### [Aim]
Read the listing below and copy out every line that holds "name".

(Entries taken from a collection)
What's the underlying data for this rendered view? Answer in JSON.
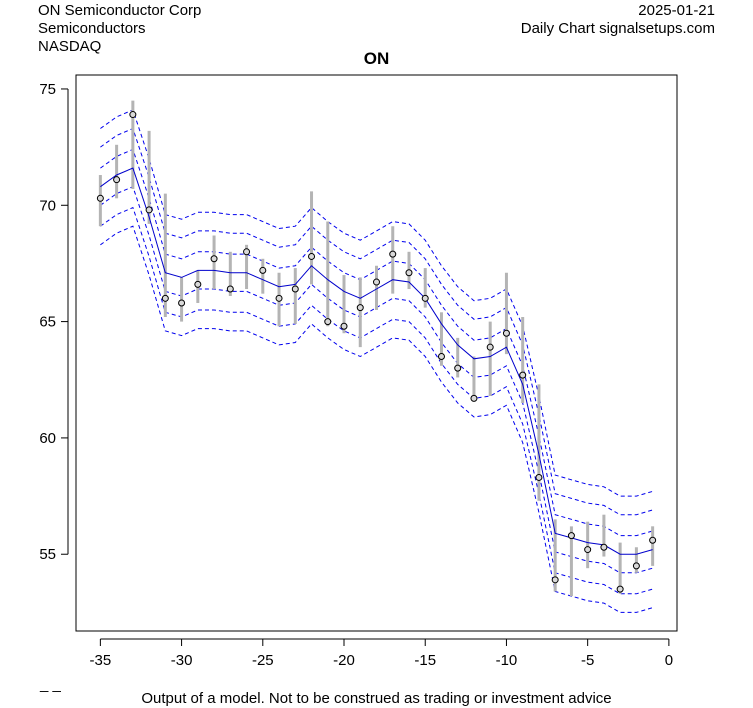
{
  "header": {
    "company": "ON Semiconductor Corp",
    "sector": "Semiconductors",
    "exchange": "NASDAQ",
    "date": "2025-01-21",
    "source": "Daily Chart signalsetups.com"
  },
  "footer": {
    "disclaimer": "Output of a model. Not to be construed as trading or investment advice",
    "marker": "_ _"
  },
  "colors": {
    "bar": "#b4b4b4",
    "model": "#0000cc",
    "band": "#0000ee"
  },
  "chart_data": {
    "type": "line",
    "title": "ON",
    "xlim": [
      -36.5,
      0.5
    ],
    "ylim": [
      51.7,
      75.6
    ],
    "x_ticks": [
      -35,
      -30,
      -25,
      -20,
      -15,
      -10,
      -5,
      0
    ],
    "y_ticks": [
      55,
      60,
      65,
      70,
      75
    ],
    "x": [
      -35,
      -34,
      -33,
      -32,
      -31,
      -30,
      -29,
      -28,
      -27,
      -26,
      -25,
      -24,
      -23,
      -22,
      -21,
      -20,
      -19,
      -18,
      -17,
      -16,
      -15,
      -14,
      -13,
      -12,
      -11,
      -10,
      -9,
      -8,
      -7,
      -6,
      -5,
      -4,
      -3,
      -2,
      -1
    ],
    "close": [
      70.3,
      71.1,
      73.9,
      69.8,
      66.0,
      65.8,
      66.6,
      67.7,
      66.4,
      68.0,
      67.2,
      66.0,
      66.4,
      67.8,
      65.0,
      64.8,
      65.6,
      66.7,
      67.9,
      67.1,
      66.0,
      63.5,
      63.0,
      61.7,
      63.9,
      64.5,
      62.7,
      58.3,
      53.9,
      55.8,
      55.2,
      55.3,
      53.5,
      54.5,
      55.6
    ],
    "high": [
      71.3,
      72.6,
      74.5,
      73.2,
      70.5,
      66.9,
      67.2,
      68.7,
      68.0,
      68.3,
      67.7,
      67.1,
      67.3,
      70.6,
      69.3,
      67.0,
      66.9,
      67.4,
      69.1,
      68.0,
      67.3,
      65.4,
      64.3,
      63.5,
      65.0,
      67.1,
      65.2,
      62.3,
      56.5,
      56.2,
      56.4,
      56.7,
      55.5,
      55.3,
      56.2
    ],
    "low": [
      69.1,
      70.3,
      70.7,
      69.2,
      65.2,
      65.0,
      65.8,
      66.4,
      66.1,
      66.4,
      66.2,
      64.8,
      64.9,
      66.6,
      64.8,
      64.5,
      63.9,
      65.5,
      66.2,
      66.4,
      65.6,
      63.1,
      62.6,
      61.6,
      61.8,
      63.6,
      61.5,
      57.3,
      53.4,
      53.2,
      54.4,
      54.9,
      53.3,
      54.2,
      54.5
    ],
    "model": [
      70.8,
      71.3,
      71.6,
      69.5,
      67.1,
      66.9,
      67.2,
      67.2,
      67.1,
      67.1,
      66.8,
      66.5,
      66.6,
      67.4,
      66.8,
      66.3,
      66.0,
      66.4,
      66.8,
      66.7,
      66.0,
      64.9,
      64.0,
      63.4,
      63.5,
      63.9,
      62.3,
      59.3,
      55.9,
      55.7,
      55.5,
      55.4,
      55.0,
      55.0,
      55.2
    ],
    "band_offsets": [
      -2.5,
      -1.7,
      -0.8,
      0.8,
      1.7,
      2.5
    ],
    "series": [
      {
        "name": "price range",
        "style": "vertical bars"
      },
      {
        "name": "close",
        "style": "points"
      },
      {
        "name": "model",
        "style": "solid line"
      },
      {
        "name": "bands",
        "style": "dashed lines"
      }
    ]
  }
}
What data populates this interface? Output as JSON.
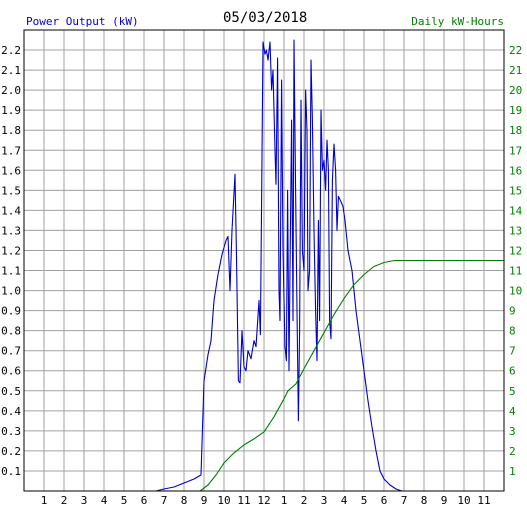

### [Complete output]
        "name": "price range",
        "name": "close",
        "name": "model",
        "name": "bands",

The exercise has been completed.